[Exercise requirements]
Scan the lines below for the string "slipper" and report how many lines contain it, giving only the number.

»»

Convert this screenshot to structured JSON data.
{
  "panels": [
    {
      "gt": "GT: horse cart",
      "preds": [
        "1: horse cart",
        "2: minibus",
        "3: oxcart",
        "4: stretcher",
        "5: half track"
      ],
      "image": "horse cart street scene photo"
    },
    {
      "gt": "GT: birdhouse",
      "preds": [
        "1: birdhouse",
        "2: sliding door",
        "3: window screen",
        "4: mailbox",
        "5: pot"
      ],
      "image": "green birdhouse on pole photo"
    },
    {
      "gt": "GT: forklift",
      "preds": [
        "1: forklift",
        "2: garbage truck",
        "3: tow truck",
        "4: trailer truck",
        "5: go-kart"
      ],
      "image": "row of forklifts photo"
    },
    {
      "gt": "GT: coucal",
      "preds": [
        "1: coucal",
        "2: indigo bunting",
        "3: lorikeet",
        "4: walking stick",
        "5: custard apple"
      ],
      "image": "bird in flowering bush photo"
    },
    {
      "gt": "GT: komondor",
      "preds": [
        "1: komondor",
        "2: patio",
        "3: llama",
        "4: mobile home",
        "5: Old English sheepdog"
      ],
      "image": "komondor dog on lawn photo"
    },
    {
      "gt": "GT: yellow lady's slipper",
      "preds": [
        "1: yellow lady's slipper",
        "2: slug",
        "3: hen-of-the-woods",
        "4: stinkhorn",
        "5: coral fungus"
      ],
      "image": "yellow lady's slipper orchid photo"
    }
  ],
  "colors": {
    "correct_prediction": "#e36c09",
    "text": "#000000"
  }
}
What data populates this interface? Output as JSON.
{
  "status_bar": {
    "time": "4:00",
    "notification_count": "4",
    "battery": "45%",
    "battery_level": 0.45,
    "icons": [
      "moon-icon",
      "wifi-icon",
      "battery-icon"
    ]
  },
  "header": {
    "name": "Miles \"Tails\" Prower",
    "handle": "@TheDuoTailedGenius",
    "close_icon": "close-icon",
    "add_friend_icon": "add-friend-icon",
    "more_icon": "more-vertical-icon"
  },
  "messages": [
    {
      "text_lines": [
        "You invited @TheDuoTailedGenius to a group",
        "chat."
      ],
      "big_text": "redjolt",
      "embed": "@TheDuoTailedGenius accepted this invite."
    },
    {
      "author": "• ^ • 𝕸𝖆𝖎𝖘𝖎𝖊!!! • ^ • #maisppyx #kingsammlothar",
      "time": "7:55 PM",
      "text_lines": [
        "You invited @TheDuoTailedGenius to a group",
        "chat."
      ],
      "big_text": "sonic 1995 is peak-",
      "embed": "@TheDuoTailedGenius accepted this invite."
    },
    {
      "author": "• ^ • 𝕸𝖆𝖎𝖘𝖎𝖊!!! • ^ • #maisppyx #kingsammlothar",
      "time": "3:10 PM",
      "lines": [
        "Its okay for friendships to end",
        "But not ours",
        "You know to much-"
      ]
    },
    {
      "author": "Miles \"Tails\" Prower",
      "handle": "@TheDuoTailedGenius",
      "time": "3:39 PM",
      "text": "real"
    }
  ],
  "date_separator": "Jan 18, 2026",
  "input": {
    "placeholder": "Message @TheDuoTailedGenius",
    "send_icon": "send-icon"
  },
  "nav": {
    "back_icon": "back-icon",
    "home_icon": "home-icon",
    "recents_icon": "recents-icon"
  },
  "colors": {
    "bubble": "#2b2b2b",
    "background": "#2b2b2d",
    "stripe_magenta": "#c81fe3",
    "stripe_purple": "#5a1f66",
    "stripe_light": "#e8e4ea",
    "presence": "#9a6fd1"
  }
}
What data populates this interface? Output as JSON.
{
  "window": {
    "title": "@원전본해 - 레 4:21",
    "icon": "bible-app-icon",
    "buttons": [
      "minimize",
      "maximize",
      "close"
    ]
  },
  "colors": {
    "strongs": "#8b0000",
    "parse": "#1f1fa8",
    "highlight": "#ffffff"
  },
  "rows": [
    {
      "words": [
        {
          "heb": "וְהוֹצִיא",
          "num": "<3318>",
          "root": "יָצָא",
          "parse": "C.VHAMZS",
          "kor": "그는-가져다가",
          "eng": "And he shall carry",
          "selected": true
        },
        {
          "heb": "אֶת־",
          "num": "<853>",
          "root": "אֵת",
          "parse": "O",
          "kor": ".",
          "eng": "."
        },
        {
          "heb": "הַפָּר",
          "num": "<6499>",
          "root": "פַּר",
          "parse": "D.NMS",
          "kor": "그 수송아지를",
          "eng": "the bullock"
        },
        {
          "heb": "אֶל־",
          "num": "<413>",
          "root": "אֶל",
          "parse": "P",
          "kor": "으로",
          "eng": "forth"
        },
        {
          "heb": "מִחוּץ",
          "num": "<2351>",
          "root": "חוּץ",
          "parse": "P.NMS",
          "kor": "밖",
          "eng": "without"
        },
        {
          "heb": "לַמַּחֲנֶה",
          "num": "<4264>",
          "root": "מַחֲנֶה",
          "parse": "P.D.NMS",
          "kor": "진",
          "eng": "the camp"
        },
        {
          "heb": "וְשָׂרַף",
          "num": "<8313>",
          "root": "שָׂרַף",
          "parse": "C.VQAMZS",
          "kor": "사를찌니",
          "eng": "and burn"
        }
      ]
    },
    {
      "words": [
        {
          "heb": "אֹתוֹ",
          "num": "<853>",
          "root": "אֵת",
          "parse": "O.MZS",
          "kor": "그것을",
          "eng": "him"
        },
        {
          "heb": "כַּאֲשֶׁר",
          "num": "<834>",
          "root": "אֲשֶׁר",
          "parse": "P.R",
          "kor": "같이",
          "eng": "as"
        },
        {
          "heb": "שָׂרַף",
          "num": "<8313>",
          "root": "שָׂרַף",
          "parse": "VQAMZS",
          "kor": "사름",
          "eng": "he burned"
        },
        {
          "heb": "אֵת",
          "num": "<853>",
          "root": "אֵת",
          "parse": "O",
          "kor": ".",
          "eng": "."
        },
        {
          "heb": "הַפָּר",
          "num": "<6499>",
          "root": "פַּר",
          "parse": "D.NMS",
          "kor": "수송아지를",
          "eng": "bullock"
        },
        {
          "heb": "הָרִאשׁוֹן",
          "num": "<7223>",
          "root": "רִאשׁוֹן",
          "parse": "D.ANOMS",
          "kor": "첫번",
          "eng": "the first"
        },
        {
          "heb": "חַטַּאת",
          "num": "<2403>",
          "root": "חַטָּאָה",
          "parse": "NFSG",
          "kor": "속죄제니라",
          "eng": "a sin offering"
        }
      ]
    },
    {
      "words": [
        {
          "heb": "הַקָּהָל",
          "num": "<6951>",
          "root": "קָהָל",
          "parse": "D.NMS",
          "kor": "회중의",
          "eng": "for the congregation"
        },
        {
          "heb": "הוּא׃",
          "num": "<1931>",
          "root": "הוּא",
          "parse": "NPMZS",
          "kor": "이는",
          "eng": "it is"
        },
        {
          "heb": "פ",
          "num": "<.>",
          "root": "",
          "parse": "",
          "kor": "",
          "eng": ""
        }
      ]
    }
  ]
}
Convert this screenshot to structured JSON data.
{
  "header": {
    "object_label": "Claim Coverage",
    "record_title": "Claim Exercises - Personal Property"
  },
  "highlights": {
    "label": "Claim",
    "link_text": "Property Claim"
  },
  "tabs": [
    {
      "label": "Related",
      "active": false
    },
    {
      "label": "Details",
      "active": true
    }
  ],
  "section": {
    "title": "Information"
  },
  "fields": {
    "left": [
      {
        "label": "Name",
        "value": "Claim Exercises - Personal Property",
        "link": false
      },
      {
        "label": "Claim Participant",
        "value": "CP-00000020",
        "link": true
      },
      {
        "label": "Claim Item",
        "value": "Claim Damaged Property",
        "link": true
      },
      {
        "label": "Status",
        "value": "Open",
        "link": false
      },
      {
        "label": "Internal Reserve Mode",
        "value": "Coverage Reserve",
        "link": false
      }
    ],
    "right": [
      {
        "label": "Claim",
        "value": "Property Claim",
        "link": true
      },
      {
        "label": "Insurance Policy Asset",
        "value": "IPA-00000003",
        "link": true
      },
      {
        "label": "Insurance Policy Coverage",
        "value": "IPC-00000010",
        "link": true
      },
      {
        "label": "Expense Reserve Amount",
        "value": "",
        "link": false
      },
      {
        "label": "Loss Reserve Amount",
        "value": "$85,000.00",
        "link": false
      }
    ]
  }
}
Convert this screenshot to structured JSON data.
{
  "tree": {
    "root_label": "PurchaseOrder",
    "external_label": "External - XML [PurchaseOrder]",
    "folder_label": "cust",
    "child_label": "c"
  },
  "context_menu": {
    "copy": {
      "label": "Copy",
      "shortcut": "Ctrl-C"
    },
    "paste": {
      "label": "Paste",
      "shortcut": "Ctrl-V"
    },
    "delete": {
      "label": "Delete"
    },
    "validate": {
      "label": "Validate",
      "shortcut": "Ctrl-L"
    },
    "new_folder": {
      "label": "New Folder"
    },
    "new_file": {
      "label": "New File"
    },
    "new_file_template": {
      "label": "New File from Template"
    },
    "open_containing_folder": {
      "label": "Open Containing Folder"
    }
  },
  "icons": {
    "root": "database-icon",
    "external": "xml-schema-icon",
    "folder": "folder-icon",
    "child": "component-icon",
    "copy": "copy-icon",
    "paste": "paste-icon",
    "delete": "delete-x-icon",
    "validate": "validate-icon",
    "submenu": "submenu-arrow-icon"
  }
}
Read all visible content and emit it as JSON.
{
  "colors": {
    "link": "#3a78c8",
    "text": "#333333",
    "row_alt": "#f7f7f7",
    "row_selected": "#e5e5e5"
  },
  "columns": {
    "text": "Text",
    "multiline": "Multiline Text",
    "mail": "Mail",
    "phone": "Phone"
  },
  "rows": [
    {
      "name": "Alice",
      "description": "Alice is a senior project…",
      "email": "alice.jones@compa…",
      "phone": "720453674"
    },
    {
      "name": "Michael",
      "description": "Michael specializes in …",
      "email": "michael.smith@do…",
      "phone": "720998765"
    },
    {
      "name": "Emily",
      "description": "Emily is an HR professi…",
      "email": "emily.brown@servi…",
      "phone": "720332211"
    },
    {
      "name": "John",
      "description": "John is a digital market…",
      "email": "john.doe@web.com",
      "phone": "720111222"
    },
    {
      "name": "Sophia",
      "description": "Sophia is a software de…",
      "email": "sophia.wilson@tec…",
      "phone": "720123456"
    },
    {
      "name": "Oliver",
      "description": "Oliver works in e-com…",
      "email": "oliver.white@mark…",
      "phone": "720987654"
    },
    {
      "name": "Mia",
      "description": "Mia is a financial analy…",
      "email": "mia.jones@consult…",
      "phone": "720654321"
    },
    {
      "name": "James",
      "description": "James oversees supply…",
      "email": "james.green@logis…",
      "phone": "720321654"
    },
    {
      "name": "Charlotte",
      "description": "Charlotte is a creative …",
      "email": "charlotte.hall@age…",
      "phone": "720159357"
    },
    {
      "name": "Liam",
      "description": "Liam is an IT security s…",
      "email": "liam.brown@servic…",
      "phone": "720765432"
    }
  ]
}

««

[Result of this exercise]
3